**Your objective**: Repeat the records below exactly as they appear.

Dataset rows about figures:
____

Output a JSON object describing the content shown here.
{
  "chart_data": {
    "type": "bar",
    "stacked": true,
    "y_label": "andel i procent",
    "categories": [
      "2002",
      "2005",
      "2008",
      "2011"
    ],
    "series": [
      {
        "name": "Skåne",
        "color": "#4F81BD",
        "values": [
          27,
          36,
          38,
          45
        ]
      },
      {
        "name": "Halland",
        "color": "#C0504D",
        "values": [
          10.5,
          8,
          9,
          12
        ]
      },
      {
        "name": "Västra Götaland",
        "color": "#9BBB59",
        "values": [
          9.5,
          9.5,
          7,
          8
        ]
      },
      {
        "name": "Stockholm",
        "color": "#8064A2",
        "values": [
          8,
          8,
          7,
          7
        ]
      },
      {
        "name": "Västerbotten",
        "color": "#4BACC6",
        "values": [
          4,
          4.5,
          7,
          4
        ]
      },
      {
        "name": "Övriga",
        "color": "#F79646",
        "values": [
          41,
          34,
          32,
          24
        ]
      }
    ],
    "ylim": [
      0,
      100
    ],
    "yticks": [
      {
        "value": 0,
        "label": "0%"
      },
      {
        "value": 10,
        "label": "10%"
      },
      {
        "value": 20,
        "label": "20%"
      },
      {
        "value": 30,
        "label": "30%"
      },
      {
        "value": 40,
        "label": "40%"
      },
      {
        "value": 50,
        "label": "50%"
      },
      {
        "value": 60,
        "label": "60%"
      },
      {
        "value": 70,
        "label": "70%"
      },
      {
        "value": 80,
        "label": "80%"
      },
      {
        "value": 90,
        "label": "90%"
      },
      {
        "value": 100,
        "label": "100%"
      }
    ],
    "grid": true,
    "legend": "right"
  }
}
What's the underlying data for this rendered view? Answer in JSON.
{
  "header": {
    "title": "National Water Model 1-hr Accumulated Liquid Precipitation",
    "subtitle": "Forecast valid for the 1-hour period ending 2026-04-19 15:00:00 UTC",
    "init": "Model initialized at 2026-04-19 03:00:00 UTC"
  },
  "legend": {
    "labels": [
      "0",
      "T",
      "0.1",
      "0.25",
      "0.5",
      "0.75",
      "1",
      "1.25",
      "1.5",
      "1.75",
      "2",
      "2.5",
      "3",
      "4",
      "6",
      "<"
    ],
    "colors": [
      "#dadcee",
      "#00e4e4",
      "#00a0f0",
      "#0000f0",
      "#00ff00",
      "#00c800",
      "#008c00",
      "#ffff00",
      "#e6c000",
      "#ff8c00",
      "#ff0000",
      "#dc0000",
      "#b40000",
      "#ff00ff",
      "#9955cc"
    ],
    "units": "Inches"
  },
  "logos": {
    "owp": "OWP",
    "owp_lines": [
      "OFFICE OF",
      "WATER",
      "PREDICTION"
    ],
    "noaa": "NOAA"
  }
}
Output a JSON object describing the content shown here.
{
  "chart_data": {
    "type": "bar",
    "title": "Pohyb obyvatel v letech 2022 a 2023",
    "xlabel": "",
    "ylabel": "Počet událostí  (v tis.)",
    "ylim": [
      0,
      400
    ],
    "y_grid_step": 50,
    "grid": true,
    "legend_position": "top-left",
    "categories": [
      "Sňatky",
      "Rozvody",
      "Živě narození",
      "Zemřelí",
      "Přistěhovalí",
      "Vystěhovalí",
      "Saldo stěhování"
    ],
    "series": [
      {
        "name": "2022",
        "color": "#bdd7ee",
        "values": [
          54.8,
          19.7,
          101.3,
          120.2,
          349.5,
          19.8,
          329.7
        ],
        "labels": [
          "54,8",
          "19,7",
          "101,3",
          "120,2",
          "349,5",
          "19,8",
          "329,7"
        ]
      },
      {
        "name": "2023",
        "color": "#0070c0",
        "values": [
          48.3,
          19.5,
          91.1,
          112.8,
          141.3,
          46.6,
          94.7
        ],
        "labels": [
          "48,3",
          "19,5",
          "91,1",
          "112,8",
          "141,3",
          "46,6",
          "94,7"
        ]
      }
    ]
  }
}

____

**Written solution**:
Output a JSON object describing the content shown here.
{
  "chart_data": {
    "type": "bar",
    "stacked": true,
    "y_label": "andel i procent",
    "categories": [
      "2002",
      "2005",
      "2008",
      "2011"
    ],
    "series": [
      {
        "name": "Skåne",
        "color": "#4F81BD",
        "values": [
          27,
          36,
          38,
          45
        ]
      },
      {
        "name": "Halland",
        "color": "#C0504D",
        "values": [
          10.5,
          8,
          9,
          12
        ]
      },
      {
        "name": "Västra Götaland",
        "color": "#9BBB59",
        "values": [
          9.5,
          9.5,
          7,
          8
        ]
      },
      {
        "name": "Stockholm",
        "color": "#8064A2",
        "values": [
          8,
          8,
          7,
          7
        ]
      },
      {
        "name": "Västerbotten",
        "color": "#4BACC6",
        "values": [
          4,
          4.5,
          7,
          4
        ]
      },
      {
        "name": "Övriga",
        "color": "#F79646",
        "values": [
          41,
          34,
          32,
          24
        ]
      }
    ],
    "ylim": [
      0,
      100
    ],
    "yticks": [
      {
        "value": 0,
        "label": "0%"
      },
      {
        "value": 10,
        "label": "10%"
      },
      {
        "value": 20,
        "label": "20%"
      },
      {
        "value": 30,
        "label": "30%"
      },
      {
        "value": 40,
        "label": "40%"
      },
      {
        "value": 50,
        "label": "50%"
      },
      {
        "value": 60,
        "label": "60%"
      },
      {
        "value": 70,
        "label": "70%"
      },
      {
        "value": 80,
        "label": "80%"
      },
      {
        "value": 90,
        "label": "90%"
      },
      {
        "value": 100,
        "label": "100%"
      }
    ],
    "grid": true,
    "legend": "right"
  }
}
What's the underlying data for this rendered view? Answer in JSON.
{
  "header": {
    "title": "National Water Model 1-hr Accumulated Liquid Precipitation",
    "subtitle": "Forecast valid for the 1-hour period ending 2026-04-19 15:00:00 UTC",
    "init": "Model initialized at 2026-04-19 03:00:00 UTC"
  },
  "legend": {
    "labels": [
      "0",
      "T",
      "0.1",
      "0.25",
      "0.5",
      "0.75",
      "1",
      "1.25",
      "1.5",
      "1.75",
      "2",
      "2.5",
      "3",
      "4",
      "6",
      "<"
    ],
    "colors": [
      "#dadcee",
      "#00e4e4",
      "#00a0f0",
      "#0000f0",
      "#00ff00",
      "#00c800",
      "#008c00",
      "#ffff00",
      "#e6c000",
      "#ff8c00",
      "#ff0000",
      "#dc0000",
      "#b40000",
      "#ff00ff",
      "#9955cc"
    ],
    "units": "Inches"
  },
  "logos": {
    "owp": "OWP",
    "owp_lines": [
      "OFFICE OF",
      "WATER",
      "PREDICTION"
    ],
    "noaa": "NOAA"
  }
}
Output a JSON object describing the content shown here.
{
  "chart_data": {
    "type": "bar",
    "title": "Pohyb obyvatel v letech 2022 a 2023",
    "xlabel": "",
    "ylabel": "Počet událostí  (v tis.)",
    "ylim": [
      0,
      400
    ],
    "y_grid_step": 50,
    "grid": true,
    "legend_position": "top-left",
    "categories": [
      "Sňatky",
      "Rozvody",
      "Živě narození",
      "Zemřelí",
      "Přistěhovalí",
      "Vystěhovalí",
      "Saldo stěhování"
    ],
    "series": [
      {
        "name": "2022",
        "color": "#bdd7ee",
        "values": [
          54.8,
          19.7,
          101.3,
          120.2,
          349.5,
          19.8,
          329.7
        ],
        "labels": [
          "54,8",
          "19,7",
          "101,3",
          "120,2",
          "349,5",
          "19,8",
          "329,7"
        ]
      },
      {
        "name": "2023",
        "color": "#0070c0",
        "values": [
          48.3,
          19.5,
          91.1,
          112.8,
          141.3,
          46.6,
          94.7
        ],
        "labels": [
          "48,3",
          "19,5",
          "91,1",
          "112,8",
          "141,3",
          "46,6",
          "94,7"
        ]
      }
    ]
  }
}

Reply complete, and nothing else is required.